What the task requires
Reproduce the listing below word for word, with no pictures.

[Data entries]
********

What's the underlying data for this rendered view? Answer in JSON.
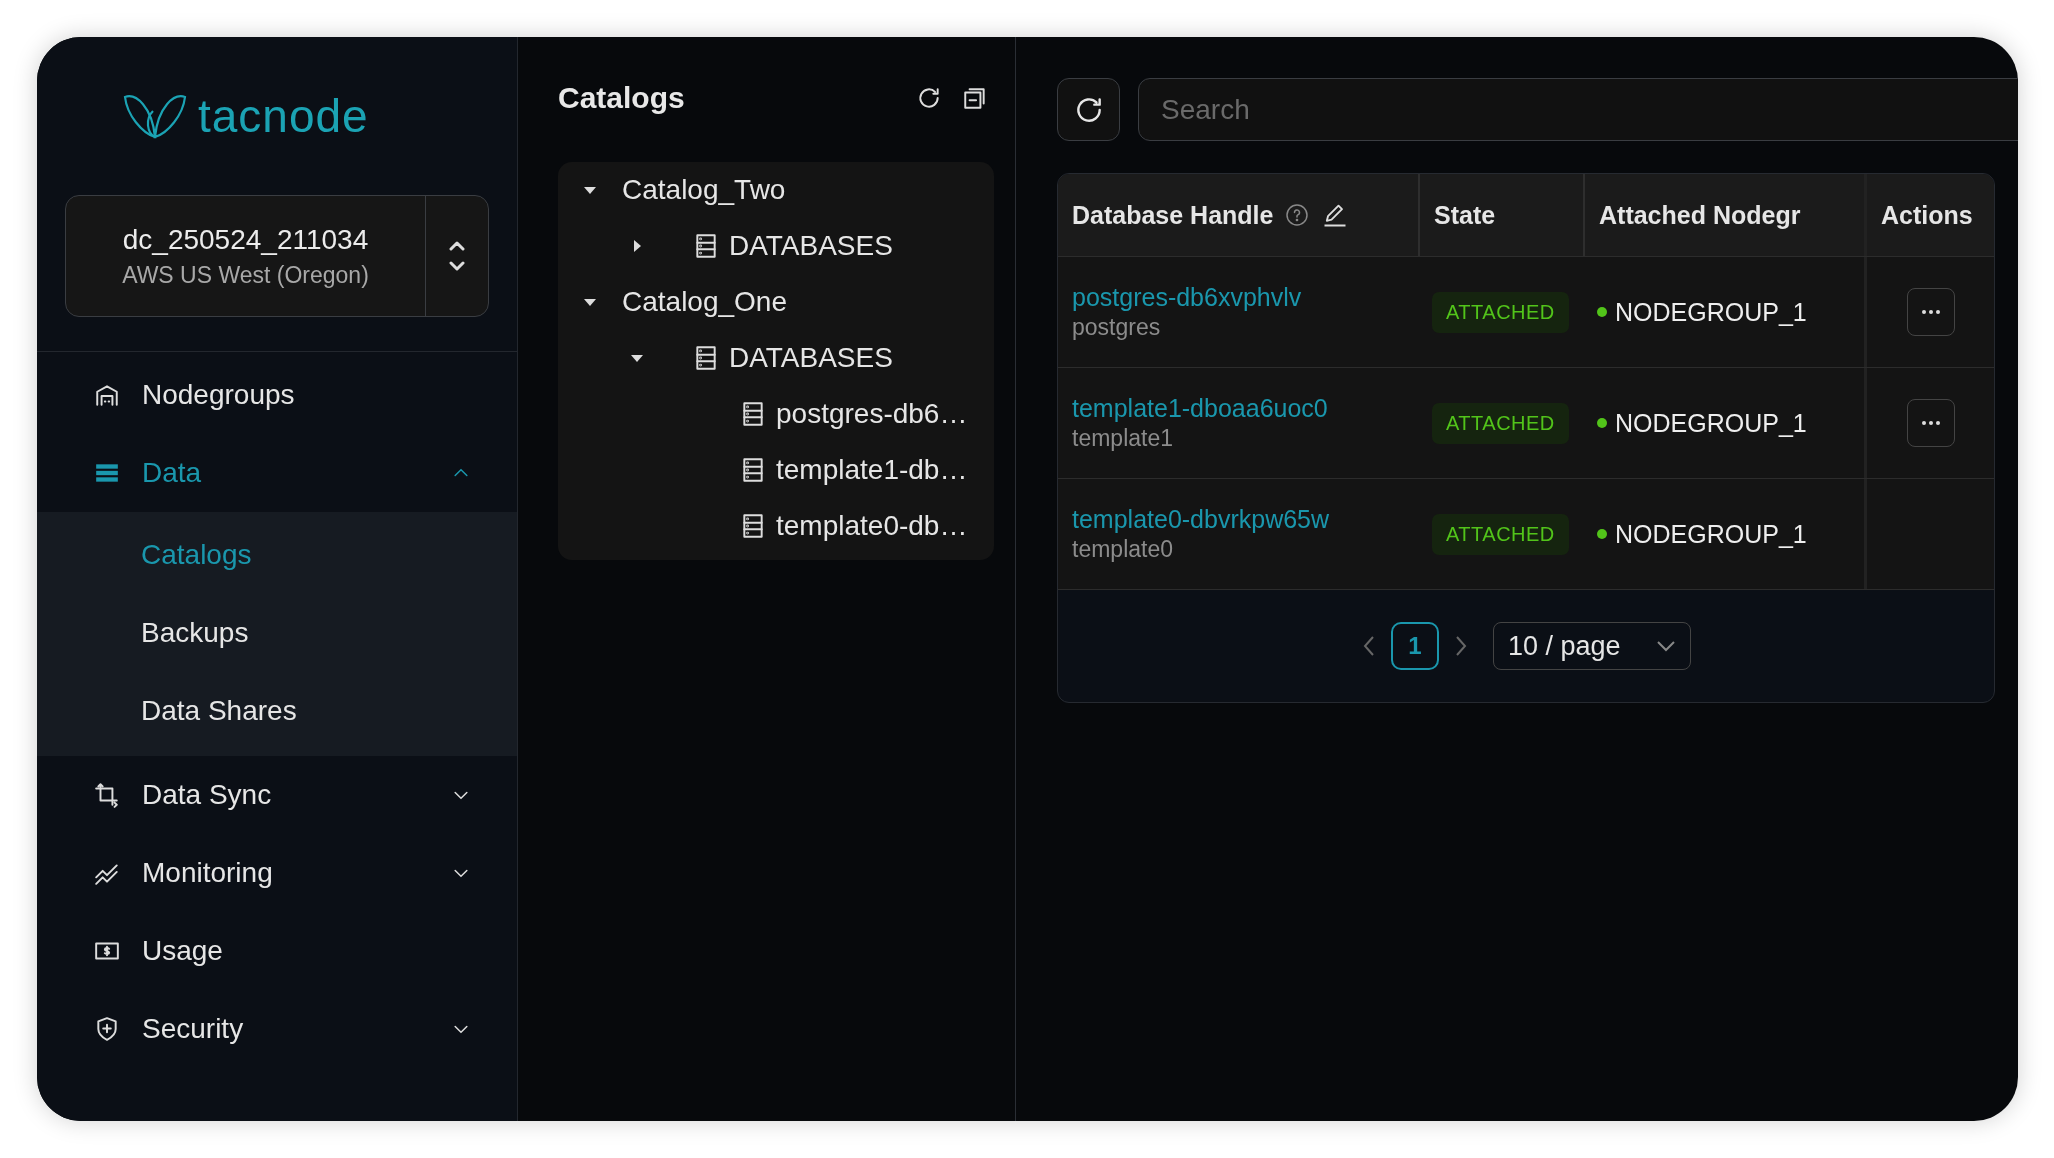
{
  "logo": {
    "text": "tacnode"
  },
  "cluster_selector": {
    "name": "dc_250524_211034",
    "region": "AWS US West (Oregon)"
  },
  "sidebar": {
    "items": [
      {
        "label": "Nodegroups",
        "kind": "link",
        "selected": false
      },
      {
        "label": "Data",
        "kind": "group",
        "selected": true,
        "expanded": true,
        "children": [
          {
            "label": "Catalogs",
            "selected": true
          },
          {
            "label": "Backups",
            "selected": false
          },
          {
            "label": "Data Shares",
            "selected": false
          }
        ]
      },
      {
        "label": "Data Sync",
        "kind": "group",
        "selected": false,
        "expanded": false
      },
      {
        "label": "Monitoring",
        "kind": "group",
        "selected": false,
        "expanded": false
      },
      {
        "label": "Usage",
        "kind": "link",
        "selected": false
      },
      {
        "label": "Security",
        "kind": "group",
        "selected": false,
        "expanded": false
      }
    ]
  },
  "catalog_panel": {
    "title": "Catalogs",
    "tree": [
      {
        "label": "Catalog_Two",
        "kind": "catalog",
        "expanded": true,
        "children": [
          {
            "label": "DATABASES",
            "kind": "folder",
            "expanded": false
          }
        ]
      },
      {
        "label": "Catalog_One",
        "kind": "catalog",
        "expanded": true,
        "children": [
          {
            "label": "DATABASES",
            "kind": "folder",
            "expanded": true,
            "children": [
              {
                "label": "postgres-db6…",
                "kind": "database"
              },
              {
                "label": "template1-db…",
                "kind": "database"
              },
              {
                "label": "template0-db…",
                "kind": "database"
              }
            ]
          }
        ]
      }
    ]
  },
  "search": {
    "placeholder": "Search"
  },
  "table": {
    "columns": [
      "Database Handle",
      "State",
      "Attached Nodegr",
      "Actions"
    ],
    "rows": [
      {
        "handle": "postgres-db6xvphvlv",
        "name": "postgres",
        "state": "ATTACHED",
        "nodegroup": "NODEGROUP_1",
        "color": "#52c41a",
        "actions": true
      },
      {
        "handle": "template1-dboaa6uoc0",
        "name": "template1",
        "state": "ATTACHED",
        "nodegroup": "NODEGROUP_1",
        "color": "#52c41a",
        "actions": true
      },
      {
        "handle": "template0-dbvrkpw65w",
        "name": "template0",
        "state": "ATTACHED",
        "nodegroup": "NODEGROUP_1",
        "color": "#52c41a",
        "actions": false
      }
    ]
  },
  "pagination": {
    "pages": [
      {
        "label": "1",
        "selected": true
      }
    ],
    "page_size": "10 / page"
  }
}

********

Full answer
What's the underlying data for this rendered view? Answer in JSON.
{
  "logo": {
    "text": "tacnode"
  },
  "cluster_selector": {
    "name": "dc_250524_211034",
    "region": "AWS US West (Oregon)"
  },
  "sidebar": {
    "items": [
      {
        "label": "Nodegroups",
        "kind": "link",
        "selected": false
      },
      {
        "label": "Data",
        "kind": "group",
        "selected": true,
        "expanded": true,
        "children": [
          {
            "label": "Catalogs",
            "selected": true
          },
          {
            "label": "Backups",
            "selected": false
          },
          {
            "label": "Data Shares",
            "selected": false
          }
        ]
      },
      {
        "label": "Data Sync",
        "kind": "group",
        "selected": false,
        "expanded": false
      },
      {
        "label": "Monitoring",
        "kind": "group",
        "selected": false,
        "expanded": false
      },
      {
        "label": "Usage",
        "kind": "link",
        "selected": false
      },
      {
        "label": "Security",
        "kind": "group",
        "selected": false,
        "expanded": false
      }
    ]
  },
  "catalog_panel": {
    "title": "Catalogs",
    "tree": [
      {
        "label": "Catalog_Two",
        "kind": "catalog",
        "expanded": true,
        "children": [
          {
            "label": "DATABASES",
            "kind": "folder",
            "expanded": false
          }
        ]
      },
      {
        "label": "Catalog_One",
        "kind": "catalog",
        "expanded": true,
        "children": [
          {
            "label": "DATABASES",
            "kind": "folder",
            "expanded": true,
            "children": [
              {
                "label": "postgres-db6…",
                "kind": "database"
              },
              {
                "label": "template1-db…",
                "kind": "database"
              },
              {
                "label": "template0-db…",
                "kind": "database"
              }
            ]
          }
        ]
      }
    ]
  },
  "search": {
    "placeholder": "Search"
  },
  "table": {
    "columns": [
      "Database Handle",
      "State",
      "Attached Nodegr",
      "Actions"
    ],
    "rows": [
      {
        "handle": "postgres-db6xvphvlv",
        "name": "postgres",
        "state": "ATTACHED",
        "nodegroup": "NODEGROUP_1",
        "color": "#52c41a",
        "actions": true
      },
      {
        "handle": "template1-dboaa6uoc0",
        "name": "template1",
        "state": "ATTACHED",
        "nodegroup": "NODEGROUP_1",
        "color": "#52c41a",
        "actions": true
      },
      {
        "handle": "template0-dbvrkpw65w",
        "name": "template0",
        "state": "ATTACHED",
        "nodegroup": "NODEGROUP_1",
        "color": "#52c41a",
        "actions": false
      }
    ]
  },
  "pagination": {
    "pages": [
      {
        "label": "1",
        "selected": true
      }
    ],
    "page_size": "10 / page"
  }
}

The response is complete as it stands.